_TASK GOAL_
Please copy the listing below word for word, from its first line down through the line that contains "public-buildings-paragraph — [5, 78, 955, 136]", including both of those lines.

** start **

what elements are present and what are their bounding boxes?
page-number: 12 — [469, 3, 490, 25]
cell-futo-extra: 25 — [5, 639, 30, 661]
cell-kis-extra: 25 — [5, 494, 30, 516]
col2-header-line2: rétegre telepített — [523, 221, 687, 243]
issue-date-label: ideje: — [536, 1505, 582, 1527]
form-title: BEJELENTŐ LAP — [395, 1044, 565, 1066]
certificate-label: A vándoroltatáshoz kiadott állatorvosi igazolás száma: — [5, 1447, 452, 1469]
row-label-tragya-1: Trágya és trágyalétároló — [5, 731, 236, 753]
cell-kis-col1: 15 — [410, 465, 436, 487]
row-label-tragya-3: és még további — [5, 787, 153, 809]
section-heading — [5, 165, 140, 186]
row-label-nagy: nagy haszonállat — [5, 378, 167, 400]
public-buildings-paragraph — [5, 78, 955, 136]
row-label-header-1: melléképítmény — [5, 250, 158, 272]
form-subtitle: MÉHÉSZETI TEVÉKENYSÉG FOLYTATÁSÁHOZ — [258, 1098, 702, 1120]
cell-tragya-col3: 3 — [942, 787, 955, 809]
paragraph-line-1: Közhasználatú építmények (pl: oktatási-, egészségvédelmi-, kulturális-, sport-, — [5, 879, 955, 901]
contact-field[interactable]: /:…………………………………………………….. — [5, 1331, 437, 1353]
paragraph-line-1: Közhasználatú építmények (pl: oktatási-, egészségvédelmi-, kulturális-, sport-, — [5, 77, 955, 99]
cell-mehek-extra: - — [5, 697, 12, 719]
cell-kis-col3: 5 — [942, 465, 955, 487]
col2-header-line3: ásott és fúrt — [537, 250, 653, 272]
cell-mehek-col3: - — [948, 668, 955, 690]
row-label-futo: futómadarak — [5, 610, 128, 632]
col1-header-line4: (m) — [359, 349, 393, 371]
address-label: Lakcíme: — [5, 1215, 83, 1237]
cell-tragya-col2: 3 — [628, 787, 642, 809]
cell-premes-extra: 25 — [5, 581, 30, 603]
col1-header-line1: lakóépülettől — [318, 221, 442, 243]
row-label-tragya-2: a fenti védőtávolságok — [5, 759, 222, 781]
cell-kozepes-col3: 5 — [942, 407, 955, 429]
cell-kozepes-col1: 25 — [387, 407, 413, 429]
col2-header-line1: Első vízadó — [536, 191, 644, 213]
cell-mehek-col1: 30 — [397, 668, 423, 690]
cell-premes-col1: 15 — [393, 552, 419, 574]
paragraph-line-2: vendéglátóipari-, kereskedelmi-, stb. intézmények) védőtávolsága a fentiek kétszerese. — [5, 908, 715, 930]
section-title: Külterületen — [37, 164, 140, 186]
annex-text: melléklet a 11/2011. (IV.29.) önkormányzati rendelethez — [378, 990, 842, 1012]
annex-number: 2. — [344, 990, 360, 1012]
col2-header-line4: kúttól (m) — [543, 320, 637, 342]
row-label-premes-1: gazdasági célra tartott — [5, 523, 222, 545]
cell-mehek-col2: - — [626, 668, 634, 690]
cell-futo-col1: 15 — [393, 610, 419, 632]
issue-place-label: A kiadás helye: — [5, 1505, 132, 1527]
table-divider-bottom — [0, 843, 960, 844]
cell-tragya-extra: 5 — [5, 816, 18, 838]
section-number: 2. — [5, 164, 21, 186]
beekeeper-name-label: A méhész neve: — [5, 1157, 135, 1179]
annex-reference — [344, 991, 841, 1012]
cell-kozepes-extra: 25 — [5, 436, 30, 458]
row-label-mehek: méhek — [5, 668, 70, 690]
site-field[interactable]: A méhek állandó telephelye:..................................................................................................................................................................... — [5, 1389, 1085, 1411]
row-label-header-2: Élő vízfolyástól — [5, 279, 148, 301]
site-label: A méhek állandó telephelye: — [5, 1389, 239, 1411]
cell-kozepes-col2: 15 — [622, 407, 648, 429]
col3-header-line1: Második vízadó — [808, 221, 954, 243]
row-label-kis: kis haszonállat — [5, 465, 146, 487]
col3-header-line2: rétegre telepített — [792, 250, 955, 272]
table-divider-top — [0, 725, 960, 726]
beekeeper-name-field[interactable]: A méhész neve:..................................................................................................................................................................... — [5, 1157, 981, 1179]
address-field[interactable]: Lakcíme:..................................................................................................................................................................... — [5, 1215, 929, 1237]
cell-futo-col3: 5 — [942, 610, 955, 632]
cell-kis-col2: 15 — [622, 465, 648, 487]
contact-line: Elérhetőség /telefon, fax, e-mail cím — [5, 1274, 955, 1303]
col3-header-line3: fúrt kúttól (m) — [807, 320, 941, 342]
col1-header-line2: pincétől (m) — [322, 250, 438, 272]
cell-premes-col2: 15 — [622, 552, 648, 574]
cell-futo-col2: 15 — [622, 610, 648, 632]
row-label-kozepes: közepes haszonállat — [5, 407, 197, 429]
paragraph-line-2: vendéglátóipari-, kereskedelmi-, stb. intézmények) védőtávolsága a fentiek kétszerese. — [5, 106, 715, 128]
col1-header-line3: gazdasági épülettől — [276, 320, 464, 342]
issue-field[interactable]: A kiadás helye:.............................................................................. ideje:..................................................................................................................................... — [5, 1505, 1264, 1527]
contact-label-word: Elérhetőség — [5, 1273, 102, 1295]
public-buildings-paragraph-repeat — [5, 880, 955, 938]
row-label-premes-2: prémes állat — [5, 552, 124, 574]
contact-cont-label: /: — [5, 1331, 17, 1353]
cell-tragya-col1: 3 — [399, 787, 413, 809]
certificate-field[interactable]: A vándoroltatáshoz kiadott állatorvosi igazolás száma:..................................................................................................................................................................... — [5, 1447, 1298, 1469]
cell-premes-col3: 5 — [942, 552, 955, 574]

** end **

_TASK RESULT_
what elements are present and what are their bounding boxes?
page-number: 12 — [469, 3, 490, 25]
cell-futo-extra: 25 — [5, 639, 30, 661]
cell-kis-extra: 25 — [5, 494, 30, 516]
col2-header-line2: rétegre telepített — [523, 221, 687, 243]
issue-date-label: ideje: — [536, 1505, 582, 1527]
form-title: BEJELENTŐ LAP — [395, 1044, 565, 1066]
certificate-label: A vándoroltatáshoz kiadott állatorvosi igazolás száma: — [5, 1447, 452, 1469]
row-label-tragya-1: Trágya és trágyalétároló — [5, 731, 236, 753]
cell-kis-col1: 15 — [410, 465, 436, 487]
row-label-tragya-3: és még további — [5, 787, 153, 809]
section-heading — [5, 165, 140, 186]
row-label-nagy: nagy haszonállat — [5, 378, 167, 400]
public-buildings-paragraph — [5, 78, 955, 136]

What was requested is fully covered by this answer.